■ Exercise goal: Find "Enumerate this screenshot's" in the material below, then copy that line and every subsequent line to the end, exactly.

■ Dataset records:
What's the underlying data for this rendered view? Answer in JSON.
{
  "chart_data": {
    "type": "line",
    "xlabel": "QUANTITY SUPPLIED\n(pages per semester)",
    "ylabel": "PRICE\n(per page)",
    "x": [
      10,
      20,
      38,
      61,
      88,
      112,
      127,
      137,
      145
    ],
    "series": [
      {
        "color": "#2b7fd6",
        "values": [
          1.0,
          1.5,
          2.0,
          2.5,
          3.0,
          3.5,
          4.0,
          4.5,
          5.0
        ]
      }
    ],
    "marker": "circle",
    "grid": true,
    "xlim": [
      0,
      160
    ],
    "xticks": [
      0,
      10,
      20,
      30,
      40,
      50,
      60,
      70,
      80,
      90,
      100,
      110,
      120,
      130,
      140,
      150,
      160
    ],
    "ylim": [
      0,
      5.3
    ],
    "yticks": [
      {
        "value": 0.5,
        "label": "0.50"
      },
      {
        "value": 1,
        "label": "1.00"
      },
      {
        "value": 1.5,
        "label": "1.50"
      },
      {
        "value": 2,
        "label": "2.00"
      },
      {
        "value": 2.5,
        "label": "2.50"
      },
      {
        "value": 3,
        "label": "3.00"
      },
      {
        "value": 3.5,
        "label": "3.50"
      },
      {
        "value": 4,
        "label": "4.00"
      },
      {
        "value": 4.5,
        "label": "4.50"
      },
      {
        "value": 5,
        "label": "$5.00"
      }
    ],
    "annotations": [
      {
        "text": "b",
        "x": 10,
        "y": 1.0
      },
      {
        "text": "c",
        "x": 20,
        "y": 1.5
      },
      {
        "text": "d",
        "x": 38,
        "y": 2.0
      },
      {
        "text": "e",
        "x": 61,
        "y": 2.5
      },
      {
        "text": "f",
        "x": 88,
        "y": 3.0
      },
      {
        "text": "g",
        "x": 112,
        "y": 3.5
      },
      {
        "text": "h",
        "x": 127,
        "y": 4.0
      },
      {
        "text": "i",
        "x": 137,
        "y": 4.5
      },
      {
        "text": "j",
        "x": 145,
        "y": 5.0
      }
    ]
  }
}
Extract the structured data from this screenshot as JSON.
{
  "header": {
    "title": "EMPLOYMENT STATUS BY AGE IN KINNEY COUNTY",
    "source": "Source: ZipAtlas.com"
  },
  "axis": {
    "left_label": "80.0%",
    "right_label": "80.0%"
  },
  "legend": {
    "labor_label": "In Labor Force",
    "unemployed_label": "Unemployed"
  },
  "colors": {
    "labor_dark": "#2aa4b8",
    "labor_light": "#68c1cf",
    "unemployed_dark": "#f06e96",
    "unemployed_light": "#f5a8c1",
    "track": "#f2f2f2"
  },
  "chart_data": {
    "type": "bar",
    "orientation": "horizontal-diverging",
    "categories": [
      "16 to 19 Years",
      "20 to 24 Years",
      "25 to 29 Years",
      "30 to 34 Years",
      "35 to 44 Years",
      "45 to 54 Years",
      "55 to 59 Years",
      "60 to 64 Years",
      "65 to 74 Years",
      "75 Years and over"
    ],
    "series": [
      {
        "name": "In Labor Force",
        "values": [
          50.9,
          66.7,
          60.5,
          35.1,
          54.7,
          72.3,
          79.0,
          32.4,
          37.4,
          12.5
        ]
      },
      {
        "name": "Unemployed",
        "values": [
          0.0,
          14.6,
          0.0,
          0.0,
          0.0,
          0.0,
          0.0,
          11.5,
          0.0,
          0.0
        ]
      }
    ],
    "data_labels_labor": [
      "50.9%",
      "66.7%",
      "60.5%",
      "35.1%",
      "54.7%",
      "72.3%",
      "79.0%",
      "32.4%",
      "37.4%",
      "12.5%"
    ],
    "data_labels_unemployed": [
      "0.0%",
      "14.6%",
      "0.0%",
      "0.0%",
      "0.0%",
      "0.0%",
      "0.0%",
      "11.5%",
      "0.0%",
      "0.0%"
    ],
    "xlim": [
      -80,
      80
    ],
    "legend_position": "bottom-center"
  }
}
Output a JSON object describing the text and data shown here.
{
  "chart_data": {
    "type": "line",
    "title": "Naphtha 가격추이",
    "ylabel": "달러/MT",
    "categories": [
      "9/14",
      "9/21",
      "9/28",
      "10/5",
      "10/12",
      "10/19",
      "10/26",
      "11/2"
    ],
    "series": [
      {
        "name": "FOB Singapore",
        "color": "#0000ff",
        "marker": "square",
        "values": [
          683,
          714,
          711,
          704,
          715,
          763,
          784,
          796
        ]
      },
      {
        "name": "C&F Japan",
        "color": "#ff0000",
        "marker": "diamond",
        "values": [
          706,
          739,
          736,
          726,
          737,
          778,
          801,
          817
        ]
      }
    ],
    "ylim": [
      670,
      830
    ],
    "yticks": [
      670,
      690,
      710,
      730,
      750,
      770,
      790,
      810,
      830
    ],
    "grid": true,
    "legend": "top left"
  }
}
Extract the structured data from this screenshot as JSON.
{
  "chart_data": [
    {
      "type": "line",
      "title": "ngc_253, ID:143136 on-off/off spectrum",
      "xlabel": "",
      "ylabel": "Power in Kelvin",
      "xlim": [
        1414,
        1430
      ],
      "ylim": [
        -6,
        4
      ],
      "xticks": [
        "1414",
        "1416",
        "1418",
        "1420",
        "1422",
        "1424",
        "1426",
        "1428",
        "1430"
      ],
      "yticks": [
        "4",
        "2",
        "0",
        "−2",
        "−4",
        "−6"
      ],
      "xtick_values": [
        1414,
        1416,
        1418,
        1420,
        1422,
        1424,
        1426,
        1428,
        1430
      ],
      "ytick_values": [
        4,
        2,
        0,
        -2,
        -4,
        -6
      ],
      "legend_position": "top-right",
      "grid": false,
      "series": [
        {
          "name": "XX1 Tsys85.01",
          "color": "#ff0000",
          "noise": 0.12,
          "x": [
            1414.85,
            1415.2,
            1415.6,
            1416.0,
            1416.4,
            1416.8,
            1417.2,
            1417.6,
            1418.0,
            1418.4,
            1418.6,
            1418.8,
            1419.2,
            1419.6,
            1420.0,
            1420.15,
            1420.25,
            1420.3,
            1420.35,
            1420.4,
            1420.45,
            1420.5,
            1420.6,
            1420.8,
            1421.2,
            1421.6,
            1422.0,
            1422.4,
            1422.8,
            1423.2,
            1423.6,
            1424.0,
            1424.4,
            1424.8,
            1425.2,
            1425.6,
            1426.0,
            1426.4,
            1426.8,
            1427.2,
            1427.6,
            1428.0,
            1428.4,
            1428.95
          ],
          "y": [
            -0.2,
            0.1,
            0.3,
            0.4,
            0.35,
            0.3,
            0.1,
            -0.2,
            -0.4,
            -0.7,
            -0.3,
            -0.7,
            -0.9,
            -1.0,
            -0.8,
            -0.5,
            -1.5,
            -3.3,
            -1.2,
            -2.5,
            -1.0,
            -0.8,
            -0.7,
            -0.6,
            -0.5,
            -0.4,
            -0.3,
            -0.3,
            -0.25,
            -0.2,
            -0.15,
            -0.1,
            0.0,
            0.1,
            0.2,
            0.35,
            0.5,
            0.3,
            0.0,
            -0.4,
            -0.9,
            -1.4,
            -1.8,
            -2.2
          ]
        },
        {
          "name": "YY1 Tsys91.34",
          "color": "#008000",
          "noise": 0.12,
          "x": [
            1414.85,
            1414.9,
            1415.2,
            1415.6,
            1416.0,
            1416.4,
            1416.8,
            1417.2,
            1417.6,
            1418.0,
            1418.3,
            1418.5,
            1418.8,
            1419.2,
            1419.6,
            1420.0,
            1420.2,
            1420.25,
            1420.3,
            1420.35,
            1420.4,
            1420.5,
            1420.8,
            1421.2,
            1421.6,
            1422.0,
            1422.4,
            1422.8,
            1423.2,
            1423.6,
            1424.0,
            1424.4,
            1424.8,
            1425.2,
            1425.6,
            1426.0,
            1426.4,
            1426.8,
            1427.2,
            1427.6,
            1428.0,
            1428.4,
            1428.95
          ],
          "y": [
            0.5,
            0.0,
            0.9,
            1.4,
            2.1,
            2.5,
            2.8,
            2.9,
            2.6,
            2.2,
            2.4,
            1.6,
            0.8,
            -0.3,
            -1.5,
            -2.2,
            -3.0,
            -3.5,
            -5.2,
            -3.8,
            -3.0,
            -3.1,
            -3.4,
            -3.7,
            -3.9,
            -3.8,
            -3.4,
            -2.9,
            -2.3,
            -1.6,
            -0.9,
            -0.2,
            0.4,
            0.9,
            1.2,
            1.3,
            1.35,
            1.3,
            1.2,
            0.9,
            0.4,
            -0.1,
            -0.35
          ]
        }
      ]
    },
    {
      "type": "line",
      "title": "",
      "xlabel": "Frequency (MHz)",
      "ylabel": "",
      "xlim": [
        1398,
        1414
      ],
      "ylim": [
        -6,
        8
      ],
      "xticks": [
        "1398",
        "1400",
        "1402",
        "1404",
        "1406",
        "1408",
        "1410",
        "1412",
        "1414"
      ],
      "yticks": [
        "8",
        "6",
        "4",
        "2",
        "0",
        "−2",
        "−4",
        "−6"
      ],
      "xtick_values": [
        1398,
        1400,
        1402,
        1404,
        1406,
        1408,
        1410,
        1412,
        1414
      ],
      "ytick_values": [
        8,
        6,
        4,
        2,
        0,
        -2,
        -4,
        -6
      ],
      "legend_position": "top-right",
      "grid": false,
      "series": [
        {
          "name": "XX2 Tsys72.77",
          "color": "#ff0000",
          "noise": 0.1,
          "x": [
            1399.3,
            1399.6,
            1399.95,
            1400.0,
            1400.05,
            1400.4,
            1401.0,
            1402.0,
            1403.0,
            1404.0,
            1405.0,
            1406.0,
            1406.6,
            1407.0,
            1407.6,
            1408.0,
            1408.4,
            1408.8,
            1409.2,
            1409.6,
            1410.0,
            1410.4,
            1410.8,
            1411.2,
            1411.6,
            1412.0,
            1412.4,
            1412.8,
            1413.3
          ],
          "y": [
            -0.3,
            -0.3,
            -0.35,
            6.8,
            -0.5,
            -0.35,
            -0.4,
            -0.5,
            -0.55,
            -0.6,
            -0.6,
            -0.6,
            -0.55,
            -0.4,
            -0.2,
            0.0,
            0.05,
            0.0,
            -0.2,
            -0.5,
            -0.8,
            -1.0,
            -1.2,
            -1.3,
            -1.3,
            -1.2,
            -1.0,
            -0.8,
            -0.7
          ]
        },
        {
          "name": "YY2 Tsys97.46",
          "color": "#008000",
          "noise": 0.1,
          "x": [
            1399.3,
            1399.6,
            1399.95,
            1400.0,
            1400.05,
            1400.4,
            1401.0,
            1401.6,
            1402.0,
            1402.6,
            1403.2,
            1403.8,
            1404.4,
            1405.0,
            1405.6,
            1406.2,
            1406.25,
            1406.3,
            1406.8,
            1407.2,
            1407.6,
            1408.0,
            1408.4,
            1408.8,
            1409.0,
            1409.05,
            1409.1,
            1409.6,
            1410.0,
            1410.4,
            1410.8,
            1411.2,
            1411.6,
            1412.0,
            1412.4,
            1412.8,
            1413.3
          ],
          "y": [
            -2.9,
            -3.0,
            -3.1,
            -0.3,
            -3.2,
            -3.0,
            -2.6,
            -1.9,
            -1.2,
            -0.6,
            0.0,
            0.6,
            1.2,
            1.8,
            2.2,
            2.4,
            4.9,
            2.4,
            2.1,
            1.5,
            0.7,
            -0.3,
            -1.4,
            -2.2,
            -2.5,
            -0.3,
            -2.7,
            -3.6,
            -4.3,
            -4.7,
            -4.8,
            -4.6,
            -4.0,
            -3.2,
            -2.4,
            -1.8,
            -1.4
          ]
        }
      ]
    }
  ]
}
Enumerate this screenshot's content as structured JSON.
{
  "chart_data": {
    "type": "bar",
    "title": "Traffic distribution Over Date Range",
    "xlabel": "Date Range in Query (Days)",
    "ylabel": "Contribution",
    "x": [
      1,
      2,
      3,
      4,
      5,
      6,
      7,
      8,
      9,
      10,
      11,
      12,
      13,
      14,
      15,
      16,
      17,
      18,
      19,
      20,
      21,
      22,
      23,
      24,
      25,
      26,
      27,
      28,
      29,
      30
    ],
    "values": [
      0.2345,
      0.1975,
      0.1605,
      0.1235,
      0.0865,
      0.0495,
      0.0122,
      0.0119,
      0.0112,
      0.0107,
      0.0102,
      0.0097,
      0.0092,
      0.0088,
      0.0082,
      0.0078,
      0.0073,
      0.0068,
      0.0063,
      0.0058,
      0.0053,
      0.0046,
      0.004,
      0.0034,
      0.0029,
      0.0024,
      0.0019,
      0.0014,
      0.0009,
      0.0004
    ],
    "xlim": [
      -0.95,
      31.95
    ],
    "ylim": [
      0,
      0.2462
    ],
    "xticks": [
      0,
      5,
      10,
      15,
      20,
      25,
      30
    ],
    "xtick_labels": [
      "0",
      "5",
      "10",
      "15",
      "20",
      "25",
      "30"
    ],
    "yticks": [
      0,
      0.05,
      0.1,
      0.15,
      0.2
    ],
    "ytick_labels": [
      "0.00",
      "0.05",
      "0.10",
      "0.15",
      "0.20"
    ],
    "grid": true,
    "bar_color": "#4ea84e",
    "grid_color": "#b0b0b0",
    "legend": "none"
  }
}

■ Final result:
Enumerate this screenshot's content as structured JSON.
{
  "chart_data": {
    "type": "bar",
    "title": "Traffic distribution Over Date Range",
    "xlabel": "Date Range in Query (Days)",
    "ylabel": "Contribution",
    "x": [
      1,
      2,
      3,
      4,
      5,
      6,
      7,
      8,
      9,
      10,
      11,
      12,
      13,
      14,
      15,
      16,
      17,
      18,
      19,
      20,
      21,
      22,
      23,
      24,
      25,
      26,
      27,
      28,
      29,
      30
    ],
    "values": [
      0.2345,
      0.1975,
      0.1605,
      0.1235,
      0.0865,
      0.0495,
      0.0122,
      0.0119,
      0.0112,
      0.0107,
      0.0102,
      0.0097,
      0.0092,
      0.0088,
      0.0082,
      0.0078,
      0.0073,
      0.0068,
      0.0063,
      0.0058,
      0.0053,
      0.0046,
      0.004,
      0.0034,
      0.0029,
      0.0024,
      0.0019,
      0.0014,
      0.0009,
      0.0004
    ],
    "xlim": [
      -0.95,
      31.95
    ],
    "ylim": [
      0,
      0.2462
    ],
    "xticks": [
      0,
      5,
      10,
      15,
      20,
      25,
      30
    ],
    "xtick_labels": [
      "0",
      "5",
      "10",
      "15",
      "20",
      "25",
      "30"
    ],
    "yticks": [
      0,
      0.05,
      0.1,
      0.15,
      0.2
    ],
    "ytick_labels": [
      "0.00",
      "0.05",
      "0.10",
      "0.15",
      "0.20"
    ],
    "grid": true,
    "bar_color": "#4ea84e",
    "grid_color": "#b0b0b0",
    "legend": "none"
  }
}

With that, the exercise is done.